## TASK DIRECTIONS
Each line that includes the string "Linear" counts once; give the total and nothing else.

## ENTRIES PROVIDED
☆ ☆ ☆ ☆ ☆ ☆ ☆
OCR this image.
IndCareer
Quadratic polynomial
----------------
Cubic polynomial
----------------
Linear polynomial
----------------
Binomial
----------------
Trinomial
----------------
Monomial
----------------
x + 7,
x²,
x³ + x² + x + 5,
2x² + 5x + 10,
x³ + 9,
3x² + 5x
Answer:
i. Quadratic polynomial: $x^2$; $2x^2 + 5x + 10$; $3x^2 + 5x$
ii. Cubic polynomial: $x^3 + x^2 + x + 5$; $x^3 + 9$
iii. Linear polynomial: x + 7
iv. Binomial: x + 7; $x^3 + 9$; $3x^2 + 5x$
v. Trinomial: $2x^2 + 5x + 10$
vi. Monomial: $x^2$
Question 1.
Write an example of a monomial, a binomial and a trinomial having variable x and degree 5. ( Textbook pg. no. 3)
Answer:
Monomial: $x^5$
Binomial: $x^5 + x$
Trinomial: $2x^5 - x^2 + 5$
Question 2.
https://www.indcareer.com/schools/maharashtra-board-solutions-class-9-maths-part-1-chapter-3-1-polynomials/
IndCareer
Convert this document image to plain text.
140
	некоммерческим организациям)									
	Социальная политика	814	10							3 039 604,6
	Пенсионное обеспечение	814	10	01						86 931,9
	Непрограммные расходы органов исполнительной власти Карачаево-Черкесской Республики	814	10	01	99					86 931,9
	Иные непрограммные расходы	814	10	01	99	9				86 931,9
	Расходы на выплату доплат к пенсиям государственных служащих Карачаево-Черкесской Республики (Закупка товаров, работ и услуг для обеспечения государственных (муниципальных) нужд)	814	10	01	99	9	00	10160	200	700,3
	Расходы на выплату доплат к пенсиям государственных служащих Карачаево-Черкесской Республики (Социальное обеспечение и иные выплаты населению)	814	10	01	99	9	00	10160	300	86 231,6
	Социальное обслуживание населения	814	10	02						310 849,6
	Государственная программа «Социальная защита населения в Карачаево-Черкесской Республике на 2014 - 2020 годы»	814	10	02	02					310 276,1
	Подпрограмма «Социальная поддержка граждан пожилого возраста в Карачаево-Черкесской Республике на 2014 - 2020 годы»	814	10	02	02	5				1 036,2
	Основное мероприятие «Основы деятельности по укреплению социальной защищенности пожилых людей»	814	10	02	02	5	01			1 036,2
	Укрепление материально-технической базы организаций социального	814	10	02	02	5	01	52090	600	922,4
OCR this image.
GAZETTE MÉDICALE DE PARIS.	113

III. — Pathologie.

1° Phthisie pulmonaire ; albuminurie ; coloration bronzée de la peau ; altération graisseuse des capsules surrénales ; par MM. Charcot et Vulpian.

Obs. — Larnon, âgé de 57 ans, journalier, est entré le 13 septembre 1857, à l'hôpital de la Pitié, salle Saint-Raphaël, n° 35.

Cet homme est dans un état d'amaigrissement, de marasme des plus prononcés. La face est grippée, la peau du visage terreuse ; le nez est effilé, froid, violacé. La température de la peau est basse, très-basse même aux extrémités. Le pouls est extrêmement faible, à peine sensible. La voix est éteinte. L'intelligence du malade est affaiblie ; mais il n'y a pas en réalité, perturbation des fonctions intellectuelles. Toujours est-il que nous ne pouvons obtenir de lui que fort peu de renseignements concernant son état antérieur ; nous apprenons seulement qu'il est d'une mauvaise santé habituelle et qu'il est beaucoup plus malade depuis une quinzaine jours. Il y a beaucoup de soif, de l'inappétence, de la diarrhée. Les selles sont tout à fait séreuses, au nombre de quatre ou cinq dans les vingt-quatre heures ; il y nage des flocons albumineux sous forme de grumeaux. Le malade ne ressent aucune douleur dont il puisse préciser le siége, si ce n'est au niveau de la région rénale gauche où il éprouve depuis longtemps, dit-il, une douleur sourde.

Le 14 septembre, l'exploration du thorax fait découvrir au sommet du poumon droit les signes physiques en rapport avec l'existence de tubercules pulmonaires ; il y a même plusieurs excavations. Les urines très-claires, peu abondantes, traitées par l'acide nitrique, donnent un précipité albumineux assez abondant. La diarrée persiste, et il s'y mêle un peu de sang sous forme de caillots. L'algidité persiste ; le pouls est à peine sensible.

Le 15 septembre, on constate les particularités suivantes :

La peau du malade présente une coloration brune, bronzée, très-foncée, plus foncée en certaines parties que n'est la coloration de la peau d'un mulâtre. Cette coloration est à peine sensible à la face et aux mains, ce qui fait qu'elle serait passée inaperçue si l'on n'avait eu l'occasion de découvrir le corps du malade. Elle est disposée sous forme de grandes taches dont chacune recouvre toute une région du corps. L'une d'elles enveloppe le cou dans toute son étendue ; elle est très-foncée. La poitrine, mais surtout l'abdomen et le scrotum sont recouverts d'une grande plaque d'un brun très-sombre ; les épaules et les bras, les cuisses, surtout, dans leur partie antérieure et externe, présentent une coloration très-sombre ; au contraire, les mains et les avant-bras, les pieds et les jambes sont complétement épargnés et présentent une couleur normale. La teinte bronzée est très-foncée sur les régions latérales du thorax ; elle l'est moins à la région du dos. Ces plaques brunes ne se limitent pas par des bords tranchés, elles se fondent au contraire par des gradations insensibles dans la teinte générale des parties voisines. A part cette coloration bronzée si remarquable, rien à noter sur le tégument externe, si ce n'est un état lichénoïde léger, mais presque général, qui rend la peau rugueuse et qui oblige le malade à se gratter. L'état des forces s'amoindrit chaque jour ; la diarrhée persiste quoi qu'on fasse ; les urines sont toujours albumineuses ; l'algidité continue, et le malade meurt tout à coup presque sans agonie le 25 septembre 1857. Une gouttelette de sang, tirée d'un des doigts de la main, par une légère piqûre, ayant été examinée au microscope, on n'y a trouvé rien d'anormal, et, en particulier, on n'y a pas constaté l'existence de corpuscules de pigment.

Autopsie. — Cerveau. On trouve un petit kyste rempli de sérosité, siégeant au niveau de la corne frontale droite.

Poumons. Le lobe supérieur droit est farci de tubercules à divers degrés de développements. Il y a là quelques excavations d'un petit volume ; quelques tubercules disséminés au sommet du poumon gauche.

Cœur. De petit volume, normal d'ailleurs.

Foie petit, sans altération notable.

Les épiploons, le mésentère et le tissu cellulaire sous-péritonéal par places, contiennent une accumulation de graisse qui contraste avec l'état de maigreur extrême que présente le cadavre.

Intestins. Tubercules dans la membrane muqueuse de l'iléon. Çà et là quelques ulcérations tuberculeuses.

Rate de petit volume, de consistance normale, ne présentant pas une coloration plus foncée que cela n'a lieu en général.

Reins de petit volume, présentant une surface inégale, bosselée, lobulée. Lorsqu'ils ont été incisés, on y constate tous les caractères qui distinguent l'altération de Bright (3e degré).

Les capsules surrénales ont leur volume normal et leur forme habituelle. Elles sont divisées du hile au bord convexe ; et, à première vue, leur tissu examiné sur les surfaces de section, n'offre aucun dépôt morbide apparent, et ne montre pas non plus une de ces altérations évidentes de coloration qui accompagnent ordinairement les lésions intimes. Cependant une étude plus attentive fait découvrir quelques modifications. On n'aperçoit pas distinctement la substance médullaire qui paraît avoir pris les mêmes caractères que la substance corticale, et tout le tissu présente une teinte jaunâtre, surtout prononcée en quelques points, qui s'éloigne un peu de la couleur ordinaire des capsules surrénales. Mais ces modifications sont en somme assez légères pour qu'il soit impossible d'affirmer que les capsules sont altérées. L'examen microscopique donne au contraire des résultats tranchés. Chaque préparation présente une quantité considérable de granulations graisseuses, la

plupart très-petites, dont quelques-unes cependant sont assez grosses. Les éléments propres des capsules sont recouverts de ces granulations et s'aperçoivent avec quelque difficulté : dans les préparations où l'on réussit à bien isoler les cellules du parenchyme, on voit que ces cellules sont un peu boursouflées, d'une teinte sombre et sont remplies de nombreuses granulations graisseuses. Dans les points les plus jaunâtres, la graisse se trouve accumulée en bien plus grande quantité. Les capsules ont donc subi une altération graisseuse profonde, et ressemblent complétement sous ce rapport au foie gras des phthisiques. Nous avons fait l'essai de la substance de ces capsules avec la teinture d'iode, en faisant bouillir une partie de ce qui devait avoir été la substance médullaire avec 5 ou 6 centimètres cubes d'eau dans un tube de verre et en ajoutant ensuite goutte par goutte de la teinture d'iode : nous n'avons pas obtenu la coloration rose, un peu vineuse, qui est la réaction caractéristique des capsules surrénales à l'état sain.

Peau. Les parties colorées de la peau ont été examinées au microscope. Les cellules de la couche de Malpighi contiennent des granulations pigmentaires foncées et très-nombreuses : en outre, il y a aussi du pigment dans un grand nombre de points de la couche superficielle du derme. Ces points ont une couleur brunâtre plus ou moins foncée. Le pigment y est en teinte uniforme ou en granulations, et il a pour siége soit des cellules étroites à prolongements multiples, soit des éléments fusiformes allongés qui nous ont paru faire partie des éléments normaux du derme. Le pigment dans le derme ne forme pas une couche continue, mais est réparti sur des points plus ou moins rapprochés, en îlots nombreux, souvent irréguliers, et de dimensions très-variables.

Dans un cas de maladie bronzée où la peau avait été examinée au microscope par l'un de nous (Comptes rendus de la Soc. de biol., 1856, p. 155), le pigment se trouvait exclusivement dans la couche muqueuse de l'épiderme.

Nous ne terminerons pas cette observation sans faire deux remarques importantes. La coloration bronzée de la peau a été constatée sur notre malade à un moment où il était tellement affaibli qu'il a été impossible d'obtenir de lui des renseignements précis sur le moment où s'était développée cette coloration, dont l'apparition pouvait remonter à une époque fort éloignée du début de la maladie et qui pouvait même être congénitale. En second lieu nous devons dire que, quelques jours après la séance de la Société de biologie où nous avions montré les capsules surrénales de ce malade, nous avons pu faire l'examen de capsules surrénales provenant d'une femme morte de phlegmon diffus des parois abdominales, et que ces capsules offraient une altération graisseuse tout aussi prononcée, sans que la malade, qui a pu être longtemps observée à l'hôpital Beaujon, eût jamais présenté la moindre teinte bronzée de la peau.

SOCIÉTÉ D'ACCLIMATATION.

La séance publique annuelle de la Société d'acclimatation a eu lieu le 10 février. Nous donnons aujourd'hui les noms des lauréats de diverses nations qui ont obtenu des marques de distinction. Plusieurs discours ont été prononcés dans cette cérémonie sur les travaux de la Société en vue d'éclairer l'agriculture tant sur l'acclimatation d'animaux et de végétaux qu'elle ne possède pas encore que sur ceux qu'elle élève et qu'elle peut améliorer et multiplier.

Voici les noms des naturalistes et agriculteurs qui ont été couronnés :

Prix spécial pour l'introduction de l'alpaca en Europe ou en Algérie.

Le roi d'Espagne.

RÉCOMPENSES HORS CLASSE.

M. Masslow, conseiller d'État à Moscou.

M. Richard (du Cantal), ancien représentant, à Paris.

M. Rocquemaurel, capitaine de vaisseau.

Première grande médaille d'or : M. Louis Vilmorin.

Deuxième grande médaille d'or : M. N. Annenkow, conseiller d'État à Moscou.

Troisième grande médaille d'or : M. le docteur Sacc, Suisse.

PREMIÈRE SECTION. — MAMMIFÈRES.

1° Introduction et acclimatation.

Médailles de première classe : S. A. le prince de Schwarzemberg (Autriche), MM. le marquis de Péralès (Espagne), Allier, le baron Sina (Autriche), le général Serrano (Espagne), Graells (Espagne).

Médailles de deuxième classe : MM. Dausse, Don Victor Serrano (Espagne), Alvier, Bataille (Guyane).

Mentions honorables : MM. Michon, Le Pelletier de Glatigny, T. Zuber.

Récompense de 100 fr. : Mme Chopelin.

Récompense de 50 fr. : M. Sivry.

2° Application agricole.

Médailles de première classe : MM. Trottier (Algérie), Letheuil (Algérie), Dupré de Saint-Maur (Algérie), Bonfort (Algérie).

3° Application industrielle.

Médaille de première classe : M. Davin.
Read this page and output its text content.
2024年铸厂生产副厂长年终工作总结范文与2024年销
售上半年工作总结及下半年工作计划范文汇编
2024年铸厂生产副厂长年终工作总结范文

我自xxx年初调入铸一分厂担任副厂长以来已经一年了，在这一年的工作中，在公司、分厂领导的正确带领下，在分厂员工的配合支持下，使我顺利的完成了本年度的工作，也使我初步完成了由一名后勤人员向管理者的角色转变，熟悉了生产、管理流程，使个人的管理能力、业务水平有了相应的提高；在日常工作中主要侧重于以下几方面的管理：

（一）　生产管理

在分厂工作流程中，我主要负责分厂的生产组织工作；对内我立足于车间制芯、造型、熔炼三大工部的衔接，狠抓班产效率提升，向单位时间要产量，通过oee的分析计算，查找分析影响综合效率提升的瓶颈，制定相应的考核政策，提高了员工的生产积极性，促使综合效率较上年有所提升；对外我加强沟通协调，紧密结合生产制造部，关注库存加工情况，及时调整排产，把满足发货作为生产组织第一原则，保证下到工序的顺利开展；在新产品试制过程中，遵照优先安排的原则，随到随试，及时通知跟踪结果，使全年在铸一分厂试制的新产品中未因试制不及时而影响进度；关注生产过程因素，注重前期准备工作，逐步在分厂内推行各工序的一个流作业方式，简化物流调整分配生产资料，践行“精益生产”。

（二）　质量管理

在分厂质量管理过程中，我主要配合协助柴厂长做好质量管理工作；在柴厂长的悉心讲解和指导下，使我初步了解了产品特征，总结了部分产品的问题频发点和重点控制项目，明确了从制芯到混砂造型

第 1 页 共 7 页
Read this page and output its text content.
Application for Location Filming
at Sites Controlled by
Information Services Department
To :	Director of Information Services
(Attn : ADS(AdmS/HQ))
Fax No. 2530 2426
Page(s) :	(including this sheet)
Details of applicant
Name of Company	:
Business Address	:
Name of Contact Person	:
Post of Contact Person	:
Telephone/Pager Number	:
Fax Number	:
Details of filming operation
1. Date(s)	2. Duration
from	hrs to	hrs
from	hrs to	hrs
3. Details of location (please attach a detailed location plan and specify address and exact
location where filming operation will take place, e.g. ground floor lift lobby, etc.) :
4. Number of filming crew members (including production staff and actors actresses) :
☆ ☆ ☆ ☆ ☆ ☆ ☆
## EXERCISE OUTPUT
2